**Given exercise:**
Locate the string "name" in the listing below. Copy every line where it is found.

**Excerpted records:**

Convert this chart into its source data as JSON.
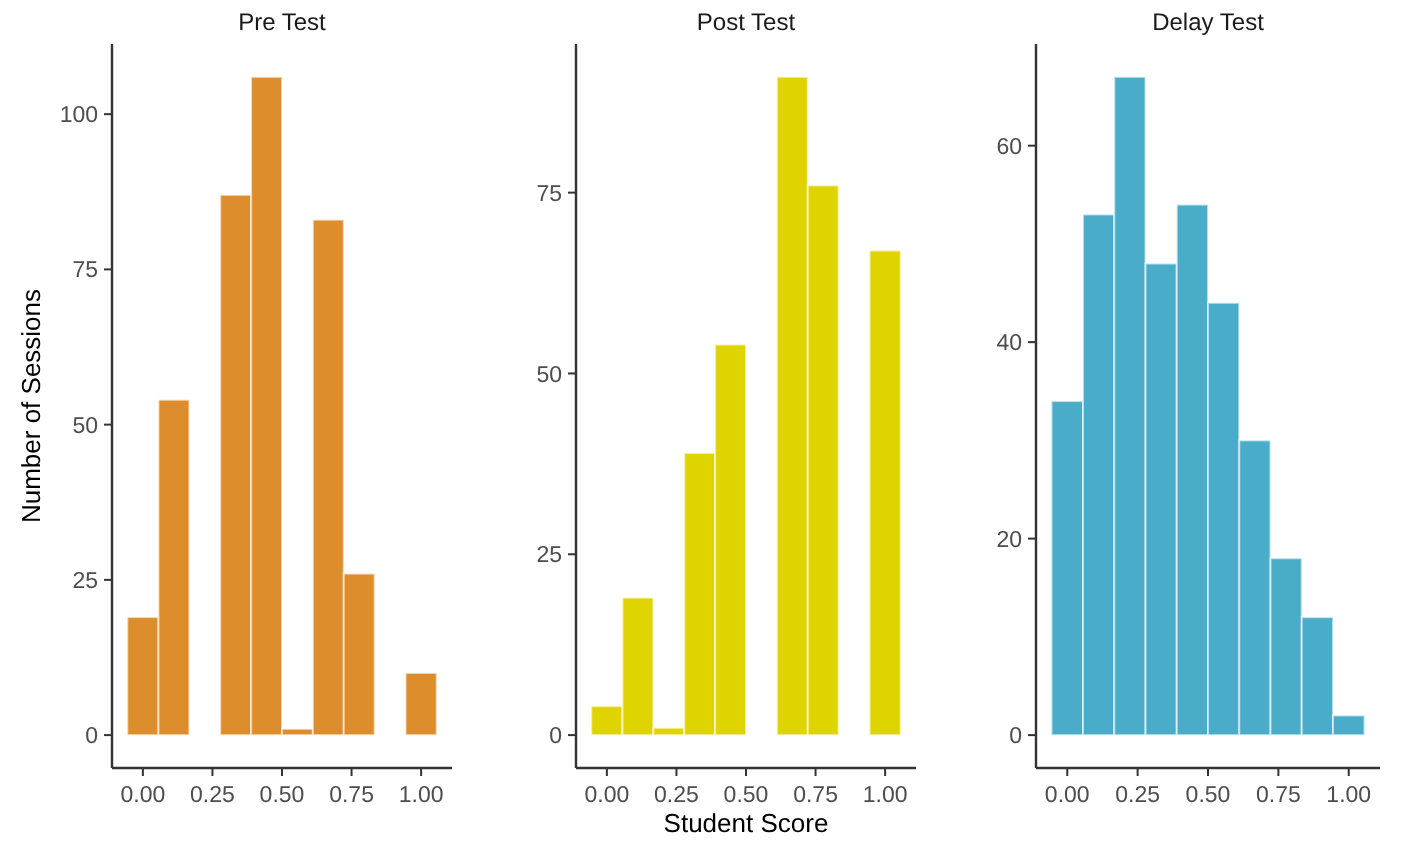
{
  "chart_data": [
    {
      "type": "histogram",
      "title": "Pre Test",
      "ylabel": "Number of Sessions",
      "bins": [
        -0.056,
        0.056,
        0.167,
        0.278,
        0.389,
        0.5,
        0.611,
        0.722,
        0.833,
        0.944,
        1.056
      ],
      "values": [
        19,
        54,
        0,
        87,
        106,
        1,
        83,
        26,
        0,
        10
      ],
      "color": "#de8d2d",
      "xlim": [
        -0.111,
        1.111
      ],
      "xticks": [
        {
          "value": 0,
          "label": "0.00"
        },
        {
          "value": 0.25,
          "label": "0.25"
        },
        {
          "value": 0.5,
          "label": "0.50"
        },
        {
          "value": 0.75,
          "label": "0.75"
        },
        {
          "value": 1,
          "label": "1.00"
        }
      ],
      "ylim": [
        -5.3,
        111.3
      ],
      "yticks": [
        0,
        25,
        50,
        75,
        100
      ],
      "grid": false
    },
    {
      "type": "histogram",
      "title": "Post Test",
      "xlabel": "Student Score",
      "bins": [
        -0.056,
        0.056,
        0.167,
        0.278,
        0.389,
        0.5,
        0.611,
        0.722,
        0.833,
        0.944,
        1.056
      ],
      "values": [
        4,
        19,
        1,
        39,
        54,
        0,
        91,
        76,
        0,
        67
      ],
      "color": "#e0d400",
      "xlim": [
        -0.111,
        1.111
      ],
      "xticks": [
        {
          "value": 0,
          "label": "0.00"
        },
        {
          "value": 0.25,
          "label": "0.25"
        },
        {
          "value": 0.5,
          "label": "0.50"
        },
        {
          "value": 0.75,
          "label": "0.75"
        },
        {
          "value": 1,
          "label": "1.00"
        }
      ],
      "ylim": [
        -4.55,
        95.55
      ],
      "yticks": [
        0,
        25,
        50,
        75
      ],
      "grid": false
    },
    {
      "type": "histogram",
      "title": "Delay Test",
      "bins": [
        -0.056,
        0.056,
        0.167,
        0.278,
        0.389,
        0.5,
        0.611,
        0.722,
        0.833,
        0.944,
        1.056
      ],
      "values": [
        34,
        53,
        67,
        48,
        54,
        44,
        30,
        18,
        12,
        2
      ],
      "color": "#49acc9",
      "xlim": [
        -0.111,
        1.111
      ],
      "xticks": [
        {
          "value": 0,
          "label": "0.00"
        },
        {
          "value": 0.25,
          "label": "0.25"
        },
        {
          "value": 0.5,
          "label": "0.50"
        },
        {
          "value": 0.75,
          "label": "0.75"
        },
        {
          "value": 1,
          "label": "1.00"
        }
      ],
      "ylim": [
        -3.35,
        70.35
      ],
      "yticks": [
        0,
        20,
        40,
        60
      ],
      "grid": false
    }
  ]
}
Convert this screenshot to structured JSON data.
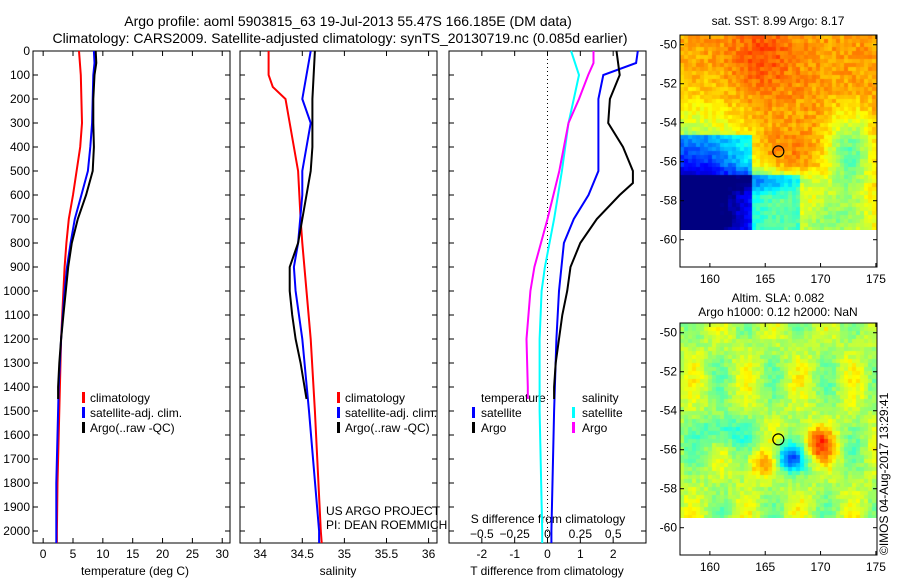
{
  "title_line1": "Argo profile: aoml 5903815_63 19-Jul-2013 55.47S 166.185E (DM data)",
  "title_line2": "Climatology: CARS2009. Satellite-adjusted climatology: synTS_20130719.nc (0.085d earlier)",
  "credit": "US ARGO PROJECT",
  "pi": "PI: DEAN ROEMMICH",
  "stamp": "©IMOS 04-Aug-2017 13:29:41",
  "colors": {
    "climatology": "#ff0000",
    "satellite": "#0000ff",
    "argo": "#000000",
    "s_satellite": "#00ffff",
    "s_argo": "#ff00ff"
  },
  "chart_data": [
    {
      "type": "line",
      "xlabel": "temperature (deg C)",
      "ylabel": "depth",
      "xlim": [
        -1.7,
        31.3
      ],
      "ylim": [
        2050,
        0
      ],
      "xticks": [
        0,
        5,
        10,
        15,
        20,
        25,
        30
      ],
      "yticks": [
        0,
        100,
        200,
        300,
        400,
        500,
        600,
        700,
        800,
        900,
        1000,
        1100,
        1200,
        1300,
        1400,
        1500,
        1600,
        1700,
        1800,
        1900,
        2000
      ],
      "legend": [
        "climatology",
        "satellite-adj. clim.",
        "Argo(..raw -QC)"
      ],
      "series": [
        {
          "name": "climatology",
          "color": "#ff0000",
          "depth": [
            0,
            100,
            200,
            300,
            400,
            500,
            600,
            700,
            800,
            900,
            1000,
            1200,
            1400,
            1600,
            1800,
            2000,
            2050
          ],
          "values": [
            6.0,
            6.3,
            6.4,
            6.5,
            6.2,
            5.6,
            5.0,
            4.3,
            3.9,
            3.6,
            3.4,
            3.0,
            2.8,
            2.6,
            2.4,
            2.3,
            2.3
          ]
        },
        {
          "name": "satellite-adj. clim.",
          "color": "#0000ff",
          "depth": [
            0,
            50,
            100,
            200,
            300,
            400,
            500,
            600,
            700,
            800,
            900,
            1000,
            1200,
            1400,
            1600,
            1800,
            2000,
            2050
          ],
          "values": [
            8.5,
            8.6,
            8.4,
            8.3,
            8.2,
            7.9,
            7.5,
            6.4,
            5.3,
            4.6,
            4.0,
            3.6,
            3.0,
            2.6,
            2.4,
            2.2,
            2.2,
            2.2
          ]
        },
        {
          "name": "Argo(..raw -QC)",
          "color": "#000000",
          "depth": [
            0,
            50,
            100,
            200,
            300,
            400,
            500,
            600,
            700,
            800,
            900,
            1000,
            1100,
            1200,
            1300,
            1400,
            1450
          ],
          "values": [
            8.8,
            8.9,
            8.6,
            8.4,
            8.4,
            8.5,
            8.3,
            7.2,
            5.8,
            4.8,
            4.2,
            3.8,
            3.4,
            3.0,
            2.7,
            2.5,
            2.5
          ]
        }
      ]
    },
    {
      "type": "line",
      "xlabel": "salinity",
      "xlim": [
        33.76,
        36.1
      ],
      "ylim": [
        2050,
        0
      ],
      "xticks": [
        34,
        34.5,
        35,
        35.5,
        36
      ],
      "legend": [
        "climatology",
        "satellite-adj. clim.",
        "Argo(..raw -QC)"
      ],
      "series": [
        {
          "name": "climatology",
          "color": "#ff0000",
          "depth": [
            0,
            100,
            150,
            200,
            300,
            400,
            500,
            700,
            800,
            1000,
            1200,
            1500,
            2000,
            2050
          ],
          "values": [
            34.1,
            34.1,
            34.15,
            34.3,
            34.35,
            34.4,
            34.45,
            34.48,
            34.5,
            34.55,
            34.6,
            34.65,
            34.72,
            34.73
          ]
        },
        {
          "name": "satellite-adj. clim.",
          "color": "#0000ff",
          "depth": [
            0,
            100,
            200,
            300,
            400,
            500,
            600,
            800,
            900,
            1000,
            1200,
            1500,
            2000,
            2050
          ],
          "values": [
            34.6,
            34.55,
            34.5,
            34.6,
            34.55,
            34.5,
            34.5,
            34.45,
            34.4,
            34.42,
            34.5,
            34.58,
            34.7,
            34.7
          ]
        },
        {
          "name": "Argo(..raw -QC)",
          "color": "#000000",
          "depth": [
            0,
            200,
            400,
            500,
            600,
            700,
            800,
            900,
            1000,
            1100,
            1200,
            1300,
            1450
          ],
          "values": [
            34.65,
            34.62,
            34.62,
            34.6,
            34.55,
            34.5,
            34.45,
            34.35,
            34.35,
            34.38,
            34.42,
            34.48,
            34.55
          ]
        }
      ]
    },
    {
      "type": "line",
      "xlabel": "T difference from climatology",
      "xlabel2": "S difference from climatology",
      "xlim": [
        -3,
        3
      ],
      "ylim": [
        2050,
        0
      ],
      "xticks": [
        -2,
        -1,
        0,
        1,
        2
      ],
      "xticks_s": [
        -0.5,
        -0.25,
        0,
        0.25,
        0.5
      ],
      "s_to_t_scale": 4,
      "legend_temperature": {
        "title": "temperature",
        "items": [
          "satellite",
          "Argo"
        ]
      },
      "legend_salinity": {
        "title": "salinity",
        "items": [
          "satellite",
          "Argo"
        ]
      },
      "series": [
        {
          "name": "T satellite",
          "color": "#0000ff",
          "kind": "T",
          "depth": [
            0,
            50,
            100,
            200,
            300,
            400,
            500,
            600,
            700,
            800,
            1000,
            1200,
            1500,
            2000,
            2050
          ],
          "values": [
            2.75,
            2.7,
            1.7,
            1.55,
            1.55,
            1.55,
            1.55,
            1.25,
            0.8,
            0.5,
            0.35,
            0.27,
            0.2,
            0.12,
            0.12
          ]
        },
        {
          "name": "T Argo",
          "color": "#000000",
          "kind": "T",
          "depth": [
            0,
            100,
            200,
            300,
            400,
            500,
            550,
            600,
            700,
            800,
            900,
            1000,
            1100,
            1200,
            1300,
            1400,
            1450
          ],
          "values": [
            2.1,
            2.2,
            1.9,
            1.85,
            2.3,
            2.6,
            2.6,
            2.2,
            1.5,
            1.0,
            0.7,
            0.6,
            0.45,
            0.35,
            0.25,
            0.2,
            0.2
          ]
        },
        {
          "name": "S satellite",
          "color": "#00ffff",
          "kind": "S",
          "depth": [
            0,
            100,
            200,
            300,
            500,
            700,
            900,
            1000,
            1200,
            1500,
            2000,
            2050
          ],
          "values": [
            0.18,
            0.24,
            0.2,
            0.16,
            0.11,
            0.05,
            -0.02,
            -0.045,
            -0.06,
            -0.06,
            -0.04,
            -0.04
          ]
        },
        {
          "name": "S Argo",
          "color": "#ff00ff",
          "kind": "S",
          "depth": [
            0,
            50,
            100,
            200,
            300,
            500,
            700,
            900,
            1000,
            1200,
            1400,
            1450
          ],
          "values": [
            0.35,
            0.35,
            0.31,
            0.24,
            0.16,
            0.09,
            0.0,
            -0.1,
            -0.13,
            -0.16,
            -0.15,
            -0.15
          ]
        }
      ]
    },
    {
      "type": "heatmap",
      "title": "sat. SST: 8.99 Argo: 8.17",
      "xlim": [
        157.3,
        175.1
      ],
      "ylim": [
        -61.4,
        -49.5
      ],
      "xticks": [
        160,
        165,
        170,
        175
      ],
      "yticks": [
        -50,
        -52,
        -54,
        -56,
        -58,
        -60
      ],
      "argo_position": {
        "lon": 166.185,
        "lat": -55.47
      }
    },
    {
      "type": "heatmap",
      "title": "Altim. SLA: 0.082",
      "subtitle": "Argo h1000: 0.12 h2000: NaN",
      "xlim": [
        157.3,
        175.1
      ],
      "ylim": [
        -61.4,
        -49.5
      ],
      "xticks": [
        160,
        165,
        170,
        175
      ],
      "yticks": [
        -50,
        -52,
        -54,
        -56,
        -58,
        -60
      ],
      "argo_position": {
        "lon": 166.185,
        "lat": -55.47
      }
    }
  ]
}
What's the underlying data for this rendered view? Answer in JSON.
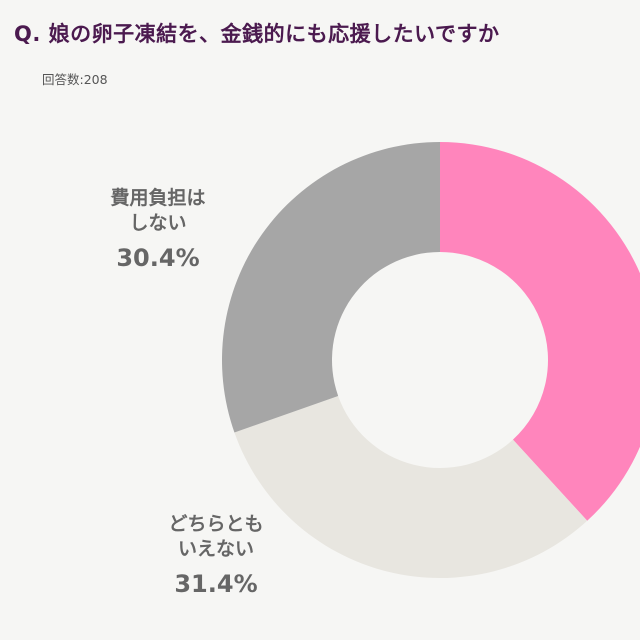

**Solution for this exercise:**
          "name": "climatology",
          "name": "satellite-adj. clim.",
          "name": "Argo(..raw -QC)",
          "name": "climatology",
          "name": "satellite-adj. clim.",
          "name": "Argo(..raw -QC)",
          "name": "T satellite",
          "name": "T Argo",
          "name": "S satellite",
          "name": "S Argo",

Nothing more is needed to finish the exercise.